### Required tasks
[a] According to the forum thread about small Florida deer, which two things are the biggest factors in deer size?
[b] Continue the forum thread about small Florida deer from the point where it stops.

# Why are deer in FL so small ?



## local_hooker (Mar 17, 2009)

Deer in Florida are so scrawny ?? I see them and it looks like they are all from Ethiopia or somthing. Even bucks with nice racks are 100lb weeklings.. Is it a lack of good food ? I am origionaly from Michigan and man if you shot a deer here and show pictures of it back there you would be ridiculed for shooting bambi's grandmother. Michigan deer average 200+ lbs dressed and can hit 300.


----------



## fisheye48 (Sep 28, 2007)

local_hooker said:


> Deer in Florida are so scrawny ?? I see them and it looks like they are all from Ethiopia or somthing. Even bucks with nice racks are 100lb weeklings.. Is it a lack of good food ? I am origionaly from Michigan and man if you shot a deer here and show pictures of it back there you would be ridiculed for shooting bambi's grandmother. Michigan deer average 200+ lbs dressed and can hit 300.


food source and climate are the biggest things...the deer up there have to pack the groceries on before winter to help survive the cold...down here they only have to brave the cold for about a month....food sources are the biggest thing...up there they have plenty of fields and forage to eat....down here pine needles and beach sand doesnt put on the lbs


----------



## lobsterman (Sep 30, 2007)

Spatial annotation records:
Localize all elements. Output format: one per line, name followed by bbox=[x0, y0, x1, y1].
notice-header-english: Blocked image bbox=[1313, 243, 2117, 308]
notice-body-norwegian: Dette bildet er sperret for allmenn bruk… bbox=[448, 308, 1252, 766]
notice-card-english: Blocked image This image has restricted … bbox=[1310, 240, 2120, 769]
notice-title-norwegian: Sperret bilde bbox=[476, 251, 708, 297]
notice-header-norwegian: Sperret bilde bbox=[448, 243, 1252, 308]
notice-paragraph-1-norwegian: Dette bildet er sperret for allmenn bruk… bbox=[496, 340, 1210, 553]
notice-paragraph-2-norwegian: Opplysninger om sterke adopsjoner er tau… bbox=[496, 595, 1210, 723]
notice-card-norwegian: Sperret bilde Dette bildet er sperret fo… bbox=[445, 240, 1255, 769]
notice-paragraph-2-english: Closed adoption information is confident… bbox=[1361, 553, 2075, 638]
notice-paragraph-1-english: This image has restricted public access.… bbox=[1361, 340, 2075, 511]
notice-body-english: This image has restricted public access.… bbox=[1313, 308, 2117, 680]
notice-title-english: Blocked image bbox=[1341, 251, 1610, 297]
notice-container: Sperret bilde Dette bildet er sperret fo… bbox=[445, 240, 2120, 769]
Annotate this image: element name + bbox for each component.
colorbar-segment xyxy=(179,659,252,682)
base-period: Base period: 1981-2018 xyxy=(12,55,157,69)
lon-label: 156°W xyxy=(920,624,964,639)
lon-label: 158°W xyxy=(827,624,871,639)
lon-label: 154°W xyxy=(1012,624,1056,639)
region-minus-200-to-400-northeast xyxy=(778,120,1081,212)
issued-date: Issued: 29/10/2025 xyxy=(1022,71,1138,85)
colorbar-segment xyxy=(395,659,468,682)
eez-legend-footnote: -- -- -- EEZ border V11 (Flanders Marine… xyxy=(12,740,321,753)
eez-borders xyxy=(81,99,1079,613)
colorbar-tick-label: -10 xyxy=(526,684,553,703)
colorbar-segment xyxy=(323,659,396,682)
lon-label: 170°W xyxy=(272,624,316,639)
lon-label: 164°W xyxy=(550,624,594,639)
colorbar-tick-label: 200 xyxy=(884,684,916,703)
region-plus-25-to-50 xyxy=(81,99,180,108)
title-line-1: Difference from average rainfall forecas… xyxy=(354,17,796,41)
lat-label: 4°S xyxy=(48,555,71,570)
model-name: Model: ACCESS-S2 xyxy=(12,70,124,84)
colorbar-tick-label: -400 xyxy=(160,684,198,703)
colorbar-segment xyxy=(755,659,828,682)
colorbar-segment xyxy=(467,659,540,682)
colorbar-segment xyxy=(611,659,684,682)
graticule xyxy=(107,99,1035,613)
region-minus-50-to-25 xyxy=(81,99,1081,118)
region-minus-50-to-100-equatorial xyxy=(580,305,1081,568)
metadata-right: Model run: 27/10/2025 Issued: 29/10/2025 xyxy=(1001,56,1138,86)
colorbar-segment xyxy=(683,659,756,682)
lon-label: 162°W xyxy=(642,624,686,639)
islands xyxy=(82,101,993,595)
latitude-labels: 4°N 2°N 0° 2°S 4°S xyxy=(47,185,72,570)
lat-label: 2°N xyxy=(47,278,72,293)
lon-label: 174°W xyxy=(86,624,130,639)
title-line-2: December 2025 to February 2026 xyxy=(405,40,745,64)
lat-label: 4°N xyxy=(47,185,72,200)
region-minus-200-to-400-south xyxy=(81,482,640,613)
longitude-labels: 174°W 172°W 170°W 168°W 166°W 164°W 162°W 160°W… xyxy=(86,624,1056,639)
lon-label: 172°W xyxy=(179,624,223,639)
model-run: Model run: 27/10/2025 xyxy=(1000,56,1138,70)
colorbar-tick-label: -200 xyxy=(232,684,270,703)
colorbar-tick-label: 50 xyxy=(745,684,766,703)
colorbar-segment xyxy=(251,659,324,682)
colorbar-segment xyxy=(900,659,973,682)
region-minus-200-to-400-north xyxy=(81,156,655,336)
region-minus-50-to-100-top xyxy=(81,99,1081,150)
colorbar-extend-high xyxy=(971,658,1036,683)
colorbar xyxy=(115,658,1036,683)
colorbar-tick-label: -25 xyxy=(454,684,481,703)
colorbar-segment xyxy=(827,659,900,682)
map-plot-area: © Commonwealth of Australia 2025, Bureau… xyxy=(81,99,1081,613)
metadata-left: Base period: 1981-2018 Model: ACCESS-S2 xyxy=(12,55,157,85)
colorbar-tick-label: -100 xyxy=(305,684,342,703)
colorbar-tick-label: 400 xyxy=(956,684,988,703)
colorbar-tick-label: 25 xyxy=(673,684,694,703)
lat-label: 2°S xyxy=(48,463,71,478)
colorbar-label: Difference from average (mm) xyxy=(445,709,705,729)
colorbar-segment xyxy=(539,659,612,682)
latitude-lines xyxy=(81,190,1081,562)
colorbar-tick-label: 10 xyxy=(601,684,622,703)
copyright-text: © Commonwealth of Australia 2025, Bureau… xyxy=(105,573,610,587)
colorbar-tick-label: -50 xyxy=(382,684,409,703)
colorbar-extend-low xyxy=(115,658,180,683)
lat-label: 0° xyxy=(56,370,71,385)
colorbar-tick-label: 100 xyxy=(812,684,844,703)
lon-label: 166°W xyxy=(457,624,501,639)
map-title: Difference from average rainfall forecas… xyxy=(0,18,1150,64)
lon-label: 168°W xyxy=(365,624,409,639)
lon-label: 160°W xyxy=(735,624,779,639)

### Responses per task
[a] Food source and climate.

[b]
Food source is the biggest factor.


----------



## FelixH (Sep 28, 2007)

Look up Bergmann's rule for one possible explanation.


----------



## hjorgan (Sep 30, 2007)

*Here's another theory....*

Go PC Beach on a summer afternoon. Skinnies in kinies all over the place. I think the deer feel the pressure to be thin and work out a lot, probably are on strange diets.

I used to hunt around Orlando and was passing up deer, guy with me shot one about 75 lbs. Grew up and still hunt in Central Alabama, just couldn't bring myself to shoot those little ones.


----------



## jspooney (Oct 2, 2007)

fisheye48 said:


> food source and climate are the biggest things...the deer up there have to pack the groceries on before winter to help survive the cold...down here they only have to brave the cold for about a month....food sources are the biggest thing...up there they have plenty of fields and forage to eat....down here pine needles and beach sand doesnt put on the lbs


 Agreed!


----------



## K-Bill (May 14, 2009)

i hope scully weighs in on this. he made a good last year or year before last. a huge thing that is often over-looked is subspecies is not the same. can't remember exactly what he said. obviously knew more about it than me. i wanna say it was coastal whitetails here and virginia whitetails once you get into north al, north ga, and all through everywhere north of there. lucky us, huh? but hey! our small deer are still just as smart! that's my prideful side coming out. ha!


----------



## FrankwT (Jul 25, 2010)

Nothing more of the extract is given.